[Stored entries]
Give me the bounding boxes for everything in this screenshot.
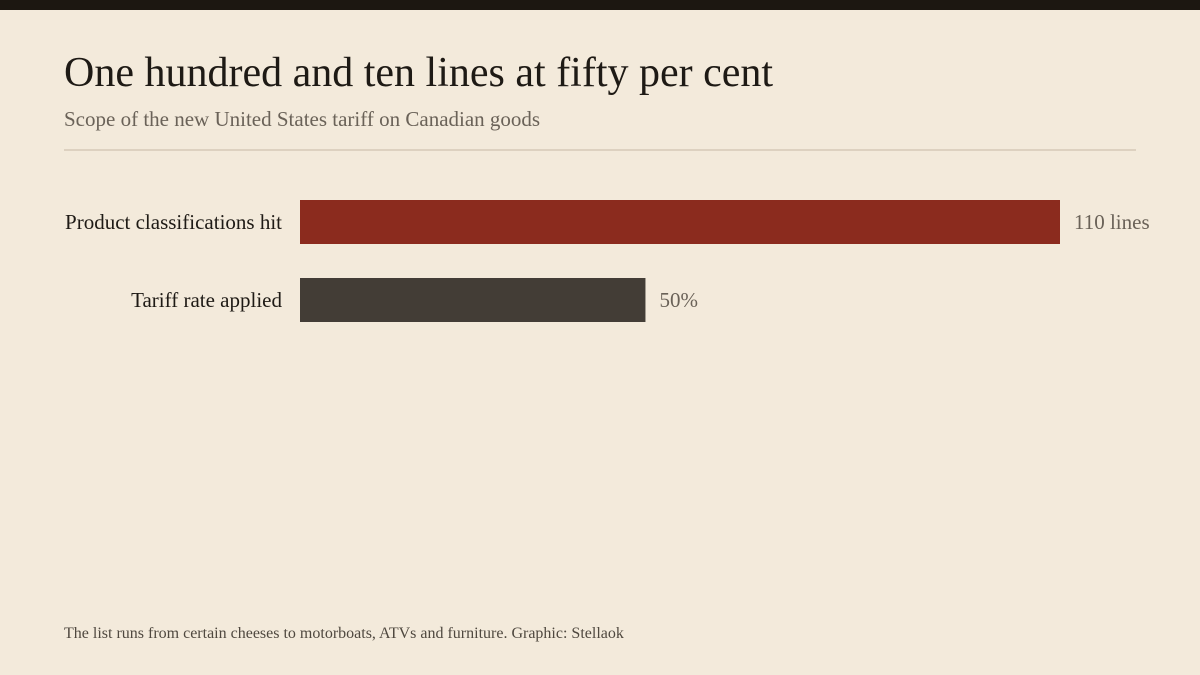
top-accent-bar — [0, 0, 1200, 10]
footnote: The list runs from certain cheeses to mo… — [64, 625, 624, 642]
bar-tariff-rate-applied — [300, 278, 646, 322]
chart-title: One hundred and ten lines at fifty per c… — [64, 50, 774, 96]
value-label-product-classifications-hit: 110 lines — [1074, 210, 1150, 234]
category-label-product-classifications-hit: Product classifications hit — [65, 210, 282, 234]
header-divider — [64, 149, 1136, 151]
chart-subtitle: Scope of the new United States tariff on… — [64, 107, 541, 131]
category-label-tariff-rate-applied: Tariff rate applied — [131, 288, 282, 312]
bar-product-classifications-hit — [300, 200, 1060, 244]
value-label-tariff-rate-applied: 50% — [659, 288, 698, 312]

YOUR OBJECTIVE: Duplicate every line of the data above word for word, omitting the pictures from your answer.

WRITTEN RESPONSE:
Give me the bounding boxes for everything in this screenshot.
top-accent-bar — [0, 0, 1200, 10]
footnote: The list runs from certain cheeses to mo… — [64, 625, 624, 642]
bar-tariff-rate-applied — [300, 278, 646, 322]
chart-title: One hundred and ten lines at fifty per c… — [64, 50, 774, 96]
value-label-product-classifications-hit: 110 lines — [1074, 210, 1150, 234]
category-label-product-classifications-hit: Product classifications hit — [65, 210, 282, 234]
header-divider — [64, 149, 1136, 151]
chart-subtitle: Scope of the new United States tariff on… — [64, 107, 541, 131]
category-label-tariff-rate-applied: Tariff rate applied — [131, 288, 282, 312]
bar-product-classifications-hit — [300, 200, 1060, 244]
value-label-tariff-rate-applied: 50% — [659, 288, 698, 312]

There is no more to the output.